**Görev açıklaması**
Aşağıdaki, iş mahkemeleri ve iş kazası davaları üzerine yazıyı son cümlesinden sonrasıyla devam ettirin.

**Belge alıntısı**
* * * * * * * * *

Dava, ya işe iade ya da verilmeyen ihbar ve kıdem tazminatının davası. "Bana her gün hamburger yedirdiler ve bu işkencedir" davası değil.

Mahkeme de zaten, "Sen vatandaşa her gün hamburger yediremezsin, buna hakkın yok" diye karar vermiyor. "Sen vatandaşa her gün hamburger veriyor olabilirsin, bunda bir sıkıntı yok. Ama çalışanın bunu arkadaşıyla takas ediyor olması bir haklı fesih sebebi değildir" diye karar veriyor.

Yani Burger King ve aynı uygulamayı yapan tüm şirketler, çalışanlarına her gün aynı yemeği vermekte hala özgürler. Karar bunun işkence olduğuna yönelik değil.

İşçi bu yemeği yemek istemezse, yemek yerine parasını yine isteyemez. Bu konuda da bir değişiklik yok.

Ayrıca, yemeğini başkasıyla takas etmek zaten hiçbir zaman haklı (tazminatsız) fesih sebebi sayılmaz, bu konuda da bir yenilik yok.

Yani bu karar gerçekten de öyle tarihi marihi değil. Hangi iş mahkemesine gitseniz aynı karar çıkacaktı, zaten bu işin "oluru" bu çünkü. Burger King bariz haksız, ama hamburger verdiği için değil. Takas eden çalışanı işten çıkardığı için. Ayıralım bunları.

Sadede gelirsek, Burger King'in ya da bir yerlerin boykot edilmesi iyi bir şey, fakat bunu bir "sivil toplum hareketi" olarak algılayan arkadaşları kendilerine en yakın iş mahkemesinin kapısına davet ediyorum. Bi beş dakika durup etraflarına baksınlar, iki duruşma izlesinler, duruşmasını bekleyen vatandaşa "halin nedir" diye sorsunlar. Bi de ara sıra Chuck Palahniuk filan okusunlar.

Yani bu işler böyle.

13 Mart 2012 Salı

İş kazasında ilk yapılacak: Öl!


İş kazası denen nanenin öyle nalet bir dava süreci var ki, kaza sonrası hayatta kaldığınıza üzülürsünüz diyeyim.

* * * * * * * * *

**Gösterilen kayıtlar**
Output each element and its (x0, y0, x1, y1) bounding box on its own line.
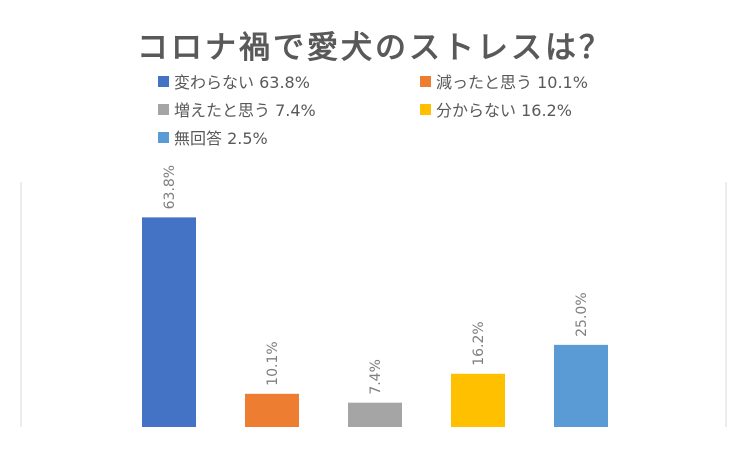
legend-label: 分からない 16.2% (436, 101, 572, 120)
bar-4 (451, 373, 505, 427)
bar-2 (245, 393, 299, 427)
legend-swatch (158, 75, 169, 87)
data-label-3: 7.4% (368, 359, 384, 395)
bar-1 (142, 217, 196, 427)
legend-swatch (158, 103, 169, 115)
legend-label: 無回答 2.5% (174, 129, 268, 148)
legend-item-increased: 増えたと思う 7.4% (158, 98, 420, 120)
data-label-4: 16.2% (471, 321, 487, 365)
data-label-2: 10.1% (265, 341, 281, 385)
bar-3 (348, 402, 402, 427)
legend-label: 増えたと思う 7.4% (174, 101, 316, 120)
legend-item-no-answer: 無回答 2.5% (158, 126, 420, 148)
legend-swatch (420, 103, 431, 115)
legend-label: 減ったと思う 10.1% (436, 73, 588, 92)
legend-swatch (158, 131, 169, 143)
data-label-5: 25.0% (574, 292, 590, 336)
bar-5 (554, 344, 608, 427)
legend-swatch (420, 75, 431, 87)
data-label-1: 63.8% (162, 165, 178, 209)
legend: 変わらない 63.8% 減ったと思う 10.1% 増えたと思う 7.4% 分から… (158, 70, 718, 148)
legend-item-unchanged: 変わらない 63.8% (158, 70, 420, 92)
legend-item-unknown: 分からない 16.2% (420, 98, 700, 120)
legend-label: 変わらない 63.8% (174, 73, 310, 92)
chart-title: コロナ禍で愛犬のストレスは？ (137, 30, 613, 66)
legend-item-decreased: 減ったと思う 10.1% (420, 70, 700, 92)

* * * * * * * * *

**Alıştırma sonucu**
He eğer kalamamışsanız ve davayı açan mirasçılarınız açmışsa, dava sürecinde anarşik olabilirler. Ben olurdum.

İş kazası geçirirseniz:

- İşveren önce SGK'ya bilgi vermek zorunda. SGK işyeri kayıtlarına filan bakıp, birkaç tanık dinleyip bir rapor hazırlayacak.
- Siz dava açmak için o raporu beklemek zorunda değilsiniz. Ama o raporun mahkemeye mutlaka sunulması lazım. Yani bunu bir bekleyeceksiniz.
- İlk duruşma, karşılıklı dilekçe teatisi, delil listelerinin sunulması ve tanıkların dinlenmesi zaten kafadan bir buçuk sene. Hatta dur düşüneyim, 

* Davayı bugün açtık diyelim. 13 Mart 2012.

* İlk duruşma temmuzda gelmeli, ama temmuz adli tatile yakın, karar dosyalarını koyabilirler... Neyse iyimser gidelim, diyelim 3 ay sonrası olsun. 13 Haziran'da.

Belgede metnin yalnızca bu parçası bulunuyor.